SHORT EXERCISE
Copy out the material below in full, but not its images.

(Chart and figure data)
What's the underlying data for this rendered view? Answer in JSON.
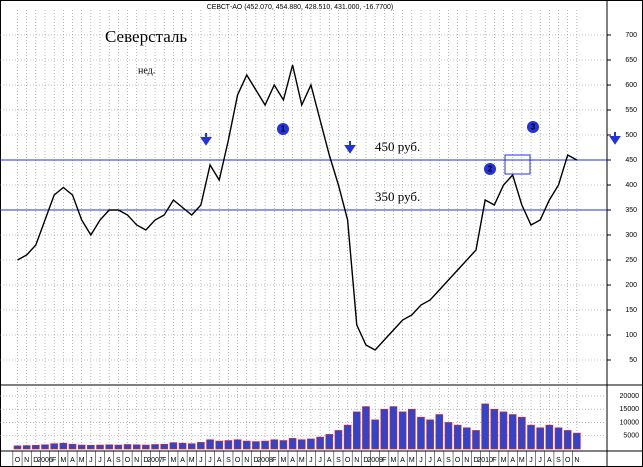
{
  "chart_data": {
    "type": "line",
    "title": "СЕВСТ-АО (452.070, 454.880, 428.510, 431.000, -16.7700)",
    "name_label": "Северсталь",
    "period_label": "нед.",
    "categories": [
      "O",
      "N",
      "D",
      "2006",
      "F",
      "M",
      "A",
      "M",
      "J",
      "J",
      "A",
      "S",
      "O",
      "N",
      "D",
      "2007",
      "F",
      "M",
      "A",
      "M",
      "J",
      "J",
      "A",
      "S",
      "O",
      "N",
      "D",
      "2008",
      "F",
      "M",
      "A",
      "M",
      "J",
      "J",
      "A",
      "S",
      "O",
      "N",
      "D",
      "2009",
      "F",
      "M",
      "A",
      "M",
      "J",
      "J",
      "A",
      "S",
      "O",
      "N",
      "D",
      "2010",
      "F",
      "M",
      "A",
      "M",
      "J",
      "J",
      "A",
      "S",
      "O",
      "N"
    ],
    "series": [
      {
        "name": "СЕВСТ-АО",
        "color": "#000000",
        "values": [
          250,
          260,
          280,
          330,
          380,
          395,
          380,
          330,
          300,
          330,
          350,
          350,
          340,
          320,
          310,
          330,
          340,
          370,
          355,
          340,
          360,
          440,
          410,
          490,
          580,
          620,
          590,
          560,
          600,
          570,
          640,
          560,
          600,
          530,
          460,
          400,
          330,
          120,
          80,
          70,
          90,
          110,
          130,
          140,
          160,
          170,
          190,
          210,
          230,
          250,
          270,
          370,
          360,
          400,
          420,
          360,
          320,
          330,
          370,
          400,
          460,
          450
        ]
      }
    ],
    "volume": {
      "color": "#3344cc",
      "edge": "#dd2222",
      "values": [
        1200,
        1300,
        1400,
        1600,
        2000,
        2200,
        1800,
        1500,
        1400,
        1500,
        1600,
        1500,
        1700,
        1600,
        1500,
        1700,
        1800,
        2400,
        2200,
        2000,
        2500,
        3500,
        3000,
        3200,
        3500,
        3000,
        2800,
        3000,
        3500,
        3200,
        4000,
        3500,
        3800,
        4500,
        5500,
        7000,
        9000,
        14000,
        16000,
        11000,
        15000,
        16000,
        14000,
        15000,
        12000,
        11000,
        13000,
        10000,
        9000,
        8000,
        7000,
        17000,
        15000,
        14000,
        13000,
        12000,
        9000,
        8000,
        9000,
        8000,
        7000,
        6000
      ],
      "ylim": [
        0,
        23000
      ],
      "yticks": [
        5000,
        10000,
        15000,
        20000
      ]
    },
    "ylim": [
      0,
      750
    ],
    "yticks": [
      50,
      100,
      150,
      200,
      250,
      300,
      350,
      400,
      450,
      500,
      550,
      600,
      650,
      700
    ],
    "grid": true,
    "levels": [
      {
        "value": 450,
        "label": "450 руб."
      },
      {
        "value": 350,
        "label": "350 руб."
      }
    ],
    "markers": [
      "1",
      "2",
      "3"
    ]
  }
}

RESULT OF THIS EXERCISE
What's the underlying data for this rendered view? Answer in JSON.
{
  "chart_data": {
    "type": "line",
    "title": "СЕВСТ-АО (452.070, 454.880, 428.510, 431.000, -16.7700)",
    "name_label": "Северсталь",
    "period_label": "нед.",
    "categories": [
      "O",
      "N",
      "D",
      "2006",
      "F",
      "M",
      "A",
      "M",
      "J",
      "J",
      "A",
      "S",
      "O",
      "N",
      "D",
      "2007",
      "F",
      "M",
      "A",
      "M",
      "J",
      "J",
      "A",
      "S",
      "O",
      "N",
      "D",
      "2008",
      "F",
      "M",
      "A",
      "M",
      "J",
      "J",
      "A",
      "S",
      "O",
      "N",
      "D",
      "2009",
      "F",
      "M",
      "A",
      "M",
      "J",
      "J",
      "A",
      "S",
      "O",
      "N",
      "D",
      "2010",
      "F",
      "M",
      "A",
      "M",
      "J",
      "J",
      "A",
      "S",
      "O",
      "N"
    ],
    "series": [
      {
        "name": "СЕВСТ-АО",
        "color": "#000000",
        "values": [
          250,
          260,
          280,
          330,
          380,
          395,
          380,
          330,
          300,
          330,
          350,
          350,
          340,
          320,
          310,
          330,
          340,
          370,
          355,
          340,
          360,
          440,
          410,
          490,
          580,
          620,
          590,
          560,
          600,
          570,
          640,
          560,
          600,
          530,
          460,
          400,
          330,
          120,
          80,
          70,
          90,
          110,
          130,
          140,
          160,
          170,
          190,
          210,
          230,
          250,
          270,
          370,
          360,
          400,
          420,
          360,
          320,
          330,
          370,
          400,
          460,
          450
        ]
      }
    ],
    "volume": {
      "color": "#3344cc",
      "edge": "#dd2222",
      "values": [
        1200,
        1300,
        1400,
        1600,
        2000,
        2200,
        1800,
        1500,
        1400,
        1500,
        1600,
        1500,
        1700,
        1600,
        1500,
        1700,
        1800,
        2400,
        2200,
        2000,
        2500,
        3500,
        3000,
        3200,
        3500,
        3000,
        2800,
        3000,
        3500,
        3200,
        4000,
        3500,
        3800,
        4500,
        5500,
        7000,
        9000,
        14000,
        16000,
        11000,
        15000,
        16000,
        14000,
        15000,
        12000,
        11000,
        13000,
        10000,
        9000,
        8000,
        7000,
        17000,
        15000,
        14000,
        13000,
        12000,
        9000,
        8000,
        9000,
        8000,
        7000,
        6000
      ],
      "ylim": [
        0,
        23000
      ],
      "yticks": [
        5000,
        10000,
        15000,
        20000
      ]
    },
    "ylim": [
      0,
      750
    ],
    "yticks": [
      50,
      100,
      150,
      200,
      250,
      300,
      350,
      400,
      450,
      500,
      550,
      600,
      650,
      700
    ],
    "grid": true,
    "levels": [
      {
        "value": 450,
        "label": "450 руб."
      },
      {
        "value": 350,
        "label": "350 руб."
      }
    ],
    "markers": [
      "1",
      "2",
      "3"
    ]
  }
}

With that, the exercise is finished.